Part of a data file
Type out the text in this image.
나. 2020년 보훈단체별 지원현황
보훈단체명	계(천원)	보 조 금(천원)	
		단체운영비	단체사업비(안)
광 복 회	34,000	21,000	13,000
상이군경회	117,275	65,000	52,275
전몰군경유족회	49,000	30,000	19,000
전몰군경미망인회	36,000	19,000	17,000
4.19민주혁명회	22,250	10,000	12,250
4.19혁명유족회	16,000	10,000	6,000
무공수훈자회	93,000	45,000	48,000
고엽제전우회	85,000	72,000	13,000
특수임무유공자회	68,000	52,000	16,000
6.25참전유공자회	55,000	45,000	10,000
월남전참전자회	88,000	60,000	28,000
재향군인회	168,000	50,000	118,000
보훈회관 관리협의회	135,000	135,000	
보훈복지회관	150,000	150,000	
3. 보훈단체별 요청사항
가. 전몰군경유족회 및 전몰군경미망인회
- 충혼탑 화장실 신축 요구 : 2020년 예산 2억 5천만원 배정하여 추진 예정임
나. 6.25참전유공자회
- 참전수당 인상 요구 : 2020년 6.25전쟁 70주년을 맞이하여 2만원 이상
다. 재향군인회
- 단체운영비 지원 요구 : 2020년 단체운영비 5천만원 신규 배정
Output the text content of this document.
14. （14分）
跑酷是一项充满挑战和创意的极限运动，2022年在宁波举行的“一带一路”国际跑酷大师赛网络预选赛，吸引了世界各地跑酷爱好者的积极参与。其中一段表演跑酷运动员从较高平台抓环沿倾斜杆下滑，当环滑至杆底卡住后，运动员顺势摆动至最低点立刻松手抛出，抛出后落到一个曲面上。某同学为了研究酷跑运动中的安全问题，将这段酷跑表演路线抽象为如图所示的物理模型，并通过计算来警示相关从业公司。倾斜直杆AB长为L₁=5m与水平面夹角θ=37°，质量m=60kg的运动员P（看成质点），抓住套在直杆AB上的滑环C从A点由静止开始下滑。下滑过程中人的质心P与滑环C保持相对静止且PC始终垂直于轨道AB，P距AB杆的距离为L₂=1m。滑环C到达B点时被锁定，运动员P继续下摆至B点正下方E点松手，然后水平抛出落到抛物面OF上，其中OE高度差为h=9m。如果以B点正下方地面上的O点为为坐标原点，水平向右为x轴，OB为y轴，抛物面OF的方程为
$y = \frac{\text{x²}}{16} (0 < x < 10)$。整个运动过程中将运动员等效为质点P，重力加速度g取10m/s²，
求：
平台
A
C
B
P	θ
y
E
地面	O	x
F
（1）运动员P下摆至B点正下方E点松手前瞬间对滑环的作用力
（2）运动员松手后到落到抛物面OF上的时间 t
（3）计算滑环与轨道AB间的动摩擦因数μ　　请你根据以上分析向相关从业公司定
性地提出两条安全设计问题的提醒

*Work required*. Extract the full listing above without altering anything.

*The completed task*.
Type out the text in this image.
나. 2020년 보훈단체별 지원현황
보훈단체명	계(천원)	보 조 금(천원)	
		단체운영비	단체사업비(안)
광 복 회	34,000	21,000	13,000
상이군경회	117,275	65,000	52,275
전몰군경유족회	49,000	30,000	19,000
전몰군경미망인회	36,000	19,000	17,000
4.19민주혁명회	22,250	10,000	12,250
4.19혁명유족회	16,000	10,000	6,000
무공수훈자회	93,000	45,000	48,000
고엽제전우회	85,000	72,000	13,000
특수임무유공자회	68,000	52,000	16,000
6.25참전유공자회	55,000	45,000	10,000
월남전참전자회	88,000	60,000	28,000
재향군인회	168,000	50,000	118,000
보훈회관 관리협의회	135,000	135,000	
보훈복지회관	150,000	150,000	
3. 보훈단체별 요청사항
가. 전몰군경유족회 및 전몰군경미망인회
- 충혼탑 화장실 신축 요구 : 2020년 예산 2억 5천만원 배정하여 추진 예정임
나. 6.25참전유공자회
- 참전수당 인상 요구 : 2020년 6.25전쟁 70주년을 맞이하여 2만원 이상
다. 재향군인회
- 단체운영비 지원 요구 : 2020년 단체운영비 5천만원 신규 배정
Output the text content of this document.
14. （14分）
跑酷是一项充满挑战和创意的极限运动，2022年在宁波举行的“一带一路”国际跑酷大师赛网络预选赛，吸引了世界各地跑酷爱好者的积极参与。其中一段表演跑酷运动员从较高平台抓环沿倾斜杆下滑，当环滑至杆底卡住后，运动员顺势摆动至最低点立刻松手抛出，抛出后落到一个曲面上。某同学为了研究酷跑运动中的安全问题，将这段酷跑表演路线抽象为如图所示的物理模型，并通过计算来警示相关从业公司。倾斜直杆AB长为L₁=5m与水平面夹角θ=37°，质量m=60kg的运动员P（看成质点），抓住套在直杆AB上的滑环C从A点由静止开始下滑。下滑过程中人的质心P与滑环C保持相对静止且PC始终垂直于轨道AB，P距AB杆的距离为L₂=1m。滑环C到达B点时被锁定，运动员P继续下摆至B点正下方E点松手，然后水平抛出落到抛物面OF上，其中OE高度差为h=9m。如果以B点正下方地面上的O点为为坐标原点，水平向右为x轴，OB为y轴，抛物面OF的方程为
$y = \frac{\text{x²}}{16} (0 < x < 10)$。整个运动过程中将运动员等效为质点P，重力加速度g取10m/s²，
求：
平台
A
C
B
P	θ
y
E
地面	O	x
F
（1）运动员P下摆至B点正下方E点松手前瞬间对滑环的作用力
（2）运动员松手后到落到抛物面OF上的时间 t
（3）计算滑环与轨道AB间的动摩擦因数μ　　请你根据以上分析向相关从业公司定
性地提出两条安全设计问题的提醒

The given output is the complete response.